**WHAT THE TASK REQUIRES**
Copy out the listing unchanged, from the line containing "128, 49, 142]" through the line containing "88, 380, 98]", and print nothing else.

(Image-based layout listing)
☆ ☆ ☆
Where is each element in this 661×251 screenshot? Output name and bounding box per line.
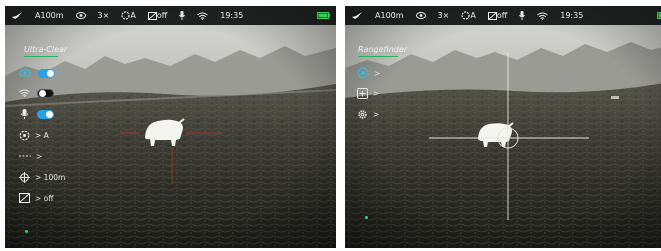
menu-item-calibration[interactable]: > A	[19, 128, 49, 142]
menu-title: Rangefinder	[358, 45, 408, 54]
pip-state: off	[496, 11, 508, 20]
menu-item-pip[interactable]: > off	[19, 191, 53, 205]
menu-item-wifi[interactable]	[19, 86, 54, 100]
calibration-mode: A	[130, 11, 136, 20]
wifi-icon	[537, 12, 549, 20]
mic-icon	[179, 11, 186, 20]
battery-icon	[657, 12, 661, 19]
rangefinder-icon	[357, 67, 369, 79]
bird-logo-icon	[351, 11, 363, 20]
menu-item-settings[interactable]: >	[357, 107, 379, 121]
menu-title-underline	[24, 56, 58, 57]
pip-icon	[487, 11, 497, 20]
wifi-icon	[197, 12, 209, 20]
wifi-toggle[interactable]	[37, 88, 54, 98]
clock: 19:35	[220, 11, 244, 20]
add-value: >	[373, 88, 380, 98]
calibration-mode: A	[470, 11, 476, 20]
battery-icon	[317, 12, 330, 19]
thermal-view-menu: A100m 3× A off 19:35 Ultra-Clear › > A >…	[5, 6, 336, 248]
eye-icon	[75, 12, 86, 19]
menu-item-ultra-clear[interactable]	[19, 66, 55, 80]
selection-arrow: ›	[5, 66, 9, 76]
bird-logo-icon	[11, 11, 23, 20]
zoom-profile: A100m	[375, 11, 404, 20]
calibration-status: A	[461, 11, 476, 20]
menu-item-microphone[interactable]	[19, 107, 54, 121]
gear-icon	[358, 109, 367, 119]
calibration-icon	[19, 130, 30, 140]
crosshair-icon	[19, 171, 30, 183]
clock: 19:35	[560, 11, 584, 20]
menu-item-rangefinder[interactable]: >	[357, 66, 380, 80]
pip-icon	[19, 193, 30, 203]
pip-status: off	[487, 11, 508, 20]
menu-title: Ultra-Clear	[24, 45, 68, 54]
calibration-status: A	[121, 11, 136, 20]
calibration-value: > A	[35, 130, 49, 140]
wifi-icon	[19, 89, 30, 97]
eye-icon	[415, 12, 426, 19]
pip-icon	[147, 11, 157, 20]
digital-zoom: 3×	[437, 11, 450, 20]
ultra-clear-toggle[interactable]	[38, 68, 55, 78]
eye-icon	[19, 69, 31, 77]
status-indicator-dot	[365, 216, 368, 219]
status-bar: A100m 3× A off 19:35	[345, 6, 661, 25]
digital-zoom: 3×	[97, 11, 110, 20]
mic-icon	[20, 109, 29, 119]
zoom-profile: A100m	[35, 11, 64, 20]
calibration-icon	[461, 11, 470, 20]
pip-status: off	[147, 11, 168, 20]
pip-value: > off	[35, 193, 54, 203]
menu-item-line[interactable]: >	[19, 149, 42, 163]
white-reticle	[429, 52, 589, 220]
pip-state: off	[156, 11, 168, 20]
line-value: >	[36, 151, 43, 161]
plus-box-icon	[357, 87, 368, 99]
rangefinder-value: >	[374, 68, 381, 78]
boar-target	[145, 118, 185, 146]
menu-item-add[interactable]: >	[357, 86, 379, 100]
microphone-toggle[interactable]	[37, 109, 54, 119]
settings-value: >	[373, 109, 380, 119]
menu-item-zeroing[interactable]: > 100m	[19, 170, 65, 184]
status-bar: A100m 3× A off 19:35	[5, 6, 336, 25]
mic-icon	[519, 11, 526, 20]
zeroing-value: > 100m	[35, 172, 66, 182]
menu-title-underline	[358, 56, 398, 57]
dashed-line-icon	[19, 155, 31, 157]
selection-arrow: ›	[345, 66, 349, 76]
calibration-icon	[121, 11, 130, 20]
status-indicator-dot	[25, 230, 28, 233]
thermal-view-rangefinder: A100m 3× A off 19:35 Rangefinder › > > >	[345, 6, 661, 248]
☆ ☆ ☆
**RESULT OF THE TASK**
menu-item-calibration[interactable]: > A	[19, 128, 49, 142]
menu-title: Rangefinder	[358, 45, 408, 54]
pip-state: off	[496, 11, 508, 20]
menu-item-pip[interactable]: > off	[19, 191, 53, 205]
menu-item-wifi[interactable]	[19, 86, 54, 100]
calibration-mode: A	[130, 11, 136, 20]
wifi-icon	[537, 12, 549, 20]
mic-icon	[179, 11, 186, 20]
battery-icon	[657, 12, 661, 19]
rangefinder-icon	[357, 67, 369, 79]
bird-logo-icon	[351, 11, 363, 20]
menu-item-settings[interactable]: >	[357, 107, 379, 121]
menu-title-underline	[24, 56, 58, 57]
pip-icon	[487, 11, 497, 20]
wifi-icon	[197, 12, 209, 20]
wifi-toggle[interactable]	[37, 88, 54, 98]
clock: 19:35	[220, 11, 244, 20]
add-value: >	[373, 88, 380, 98]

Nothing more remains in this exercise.